# DIRECTIVE:
Find all lines in the listing that include the word "Factores", then copy them.

Extracts from a graphics dataset:
........

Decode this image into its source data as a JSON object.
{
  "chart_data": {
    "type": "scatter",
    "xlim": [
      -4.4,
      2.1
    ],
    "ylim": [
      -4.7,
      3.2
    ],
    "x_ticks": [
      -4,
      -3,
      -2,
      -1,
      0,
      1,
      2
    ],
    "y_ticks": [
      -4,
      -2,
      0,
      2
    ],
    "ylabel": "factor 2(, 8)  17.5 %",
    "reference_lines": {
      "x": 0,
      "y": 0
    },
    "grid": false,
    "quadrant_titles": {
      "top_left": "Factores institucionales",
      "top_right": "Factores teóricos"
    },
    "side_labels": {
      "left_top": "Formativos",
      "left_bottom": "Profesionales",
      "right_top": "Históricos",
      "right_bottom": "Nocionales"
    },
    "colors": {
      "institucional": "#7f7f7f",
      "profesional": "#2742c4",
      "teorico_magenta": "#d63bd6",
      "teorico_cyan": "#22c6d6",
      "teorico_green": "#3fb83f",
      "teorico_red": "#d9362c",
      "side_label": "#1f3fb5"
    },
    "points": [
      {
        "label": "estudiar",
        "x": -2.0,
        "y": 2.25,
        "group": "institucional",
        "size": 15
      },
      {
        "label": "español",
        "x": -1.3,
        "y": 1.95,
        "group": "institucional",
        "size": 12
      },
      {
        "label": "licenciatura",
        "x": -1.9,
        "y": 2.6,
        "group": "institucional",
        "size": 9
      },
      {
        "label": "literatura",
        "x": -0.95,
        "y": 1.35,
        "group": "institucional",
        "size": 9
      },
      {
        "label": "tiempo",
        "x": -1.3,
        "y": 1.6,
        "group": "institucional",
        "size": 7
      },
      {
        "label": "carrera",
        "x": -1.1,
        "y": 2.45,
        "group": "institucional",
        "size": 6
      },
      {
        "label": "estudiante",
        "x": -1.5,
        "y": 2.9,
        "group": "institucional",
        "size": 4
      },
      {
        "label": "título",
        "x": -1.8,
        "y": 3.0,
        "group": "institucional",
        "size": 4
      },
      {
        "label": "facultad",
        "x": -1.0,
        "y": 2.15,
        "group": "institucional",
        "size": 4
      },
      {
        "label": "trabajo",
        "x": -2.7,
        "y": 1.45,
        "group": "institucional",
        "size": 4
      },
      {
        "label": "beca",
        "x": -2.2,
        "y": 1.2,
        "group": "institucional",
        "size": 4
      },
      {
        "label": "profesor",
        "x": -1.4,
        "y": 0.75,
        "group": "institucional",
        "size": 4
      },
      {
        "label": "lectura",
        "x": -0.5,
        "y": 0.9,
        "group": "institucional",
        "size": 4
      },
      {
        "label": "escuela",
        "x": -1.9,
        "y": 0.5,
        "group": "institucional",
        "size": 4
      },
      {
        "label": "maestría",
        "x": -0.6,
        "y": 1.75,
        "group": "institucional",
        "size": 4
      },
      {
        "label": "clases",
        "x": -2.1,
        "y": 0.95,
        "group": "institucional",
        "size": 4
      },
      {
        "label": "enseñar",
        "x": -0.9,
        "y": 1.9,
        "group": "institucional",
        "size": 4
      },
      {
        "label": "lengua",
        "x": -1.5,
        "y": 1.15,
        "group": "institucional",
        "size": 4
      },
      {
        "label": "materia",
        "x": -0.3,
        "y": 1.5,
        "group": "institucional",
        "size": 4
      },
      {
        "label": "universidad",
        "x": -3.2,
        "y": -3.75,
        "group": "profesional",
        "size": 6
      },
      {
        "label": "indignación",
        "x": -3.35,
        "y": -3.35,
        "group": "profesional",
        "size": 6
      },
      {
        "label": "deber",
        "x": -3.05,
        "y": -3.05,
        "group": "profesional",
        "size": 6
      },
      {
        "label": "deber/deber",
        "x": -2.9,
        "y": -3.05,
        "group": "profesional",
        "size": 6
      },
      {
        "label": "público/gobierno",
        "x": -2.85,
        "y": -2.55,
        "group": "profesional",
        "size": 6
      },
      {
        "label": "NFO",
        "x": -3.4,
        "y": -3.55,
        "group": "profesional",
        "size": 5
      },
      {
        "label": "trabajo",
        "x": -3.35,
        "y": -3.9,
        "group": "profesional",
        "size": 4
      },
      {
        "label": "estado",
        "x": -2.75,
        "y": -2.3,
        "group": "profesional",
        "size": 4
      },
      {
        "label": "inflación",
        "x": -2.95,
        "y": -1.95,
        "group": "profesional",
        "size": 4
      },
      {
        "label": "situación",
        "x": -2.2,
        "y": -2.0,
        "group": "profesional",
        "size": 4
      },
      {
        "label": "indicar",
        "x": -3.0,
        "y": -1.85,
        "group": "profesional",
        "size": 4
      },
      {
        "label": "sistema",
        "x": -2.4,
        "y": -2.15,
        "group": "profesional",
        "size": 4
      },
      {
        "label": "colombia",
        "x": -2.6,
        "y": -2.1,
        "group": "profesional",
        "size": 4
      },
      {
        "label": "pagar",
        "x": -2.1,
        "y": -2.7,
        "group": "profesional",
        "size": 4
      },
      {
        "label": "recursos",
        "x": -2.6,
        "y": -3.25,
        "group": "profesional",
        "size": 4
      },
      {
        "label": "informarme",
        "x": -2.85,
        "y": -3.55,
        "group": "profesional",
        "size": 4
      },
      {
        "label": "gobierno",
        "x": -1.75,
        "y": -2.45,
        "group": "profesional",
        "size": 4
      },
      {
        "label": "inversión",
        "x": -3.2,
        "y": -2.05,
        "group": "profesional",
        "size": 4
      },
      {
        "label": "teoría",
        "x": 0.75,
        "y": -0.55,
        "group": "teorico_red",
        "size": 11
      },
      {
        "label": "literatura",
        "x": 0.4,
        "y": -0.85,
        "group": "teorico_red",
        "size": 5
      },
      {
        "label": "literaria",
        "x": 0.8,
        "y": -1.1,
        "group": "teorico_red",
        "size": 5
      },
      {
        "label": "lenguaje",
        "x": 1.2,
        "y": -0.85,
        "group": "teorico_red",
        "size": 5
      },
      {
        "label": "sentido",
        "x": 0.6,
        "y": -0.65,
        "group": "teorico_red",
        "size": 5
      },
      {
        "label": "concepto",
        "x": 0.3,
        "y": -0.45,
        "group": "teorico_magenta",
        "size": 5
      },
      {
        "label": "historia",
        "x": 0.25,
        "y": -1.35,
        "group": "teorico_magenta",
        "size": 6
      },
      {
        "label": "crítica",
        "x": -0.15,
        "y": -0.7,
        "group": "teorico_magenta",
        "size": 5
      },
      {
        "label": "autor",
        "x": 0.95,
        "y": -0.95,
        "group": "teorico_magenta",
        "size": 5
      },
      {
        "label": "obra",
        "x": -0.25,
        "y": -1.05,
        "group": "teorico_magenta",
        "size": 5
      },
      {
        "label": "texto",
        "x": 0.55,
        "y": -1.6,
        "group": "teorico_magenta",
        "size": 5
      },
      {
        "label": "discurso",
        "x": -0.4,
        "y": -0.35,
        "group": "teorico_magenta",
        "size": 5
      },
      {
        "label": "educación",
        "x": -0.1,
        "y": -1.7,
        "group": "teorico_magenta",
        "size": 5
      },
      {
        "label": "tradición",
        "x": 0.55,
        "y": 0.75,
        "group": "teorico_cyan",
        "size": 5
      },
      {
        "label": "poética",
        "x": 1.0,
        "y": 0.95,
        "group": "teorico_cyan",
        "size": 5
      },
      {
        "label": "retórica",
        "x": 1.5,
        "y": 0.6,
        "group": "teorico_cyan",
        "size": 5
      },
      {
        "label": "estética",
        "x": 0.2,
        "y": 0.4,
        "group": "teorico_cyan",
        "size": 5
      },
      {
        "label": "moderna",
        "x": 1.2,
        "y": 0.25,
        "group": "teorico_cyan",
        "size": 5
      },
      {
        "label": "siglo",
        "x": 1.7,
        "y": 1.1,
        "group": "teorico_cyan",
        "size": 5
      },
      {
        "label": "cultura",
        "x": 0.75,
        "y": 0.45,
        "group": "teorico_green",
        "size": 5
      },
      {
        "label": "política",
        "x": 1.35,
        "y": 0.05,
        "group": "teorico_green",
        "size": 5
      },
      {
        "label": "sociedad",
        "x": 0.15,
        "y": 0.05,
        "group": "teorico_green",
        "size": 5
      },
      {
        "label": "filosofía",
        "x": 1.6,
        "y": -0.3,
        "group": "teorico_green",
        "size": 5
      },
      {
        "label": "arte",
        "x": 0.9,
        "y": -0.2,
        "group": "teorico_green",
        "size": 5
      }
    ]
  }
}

........

# WRITTEN ANSWER:
      "top_left": "Factores institucionales",
      "top_right": "Factores teóricos"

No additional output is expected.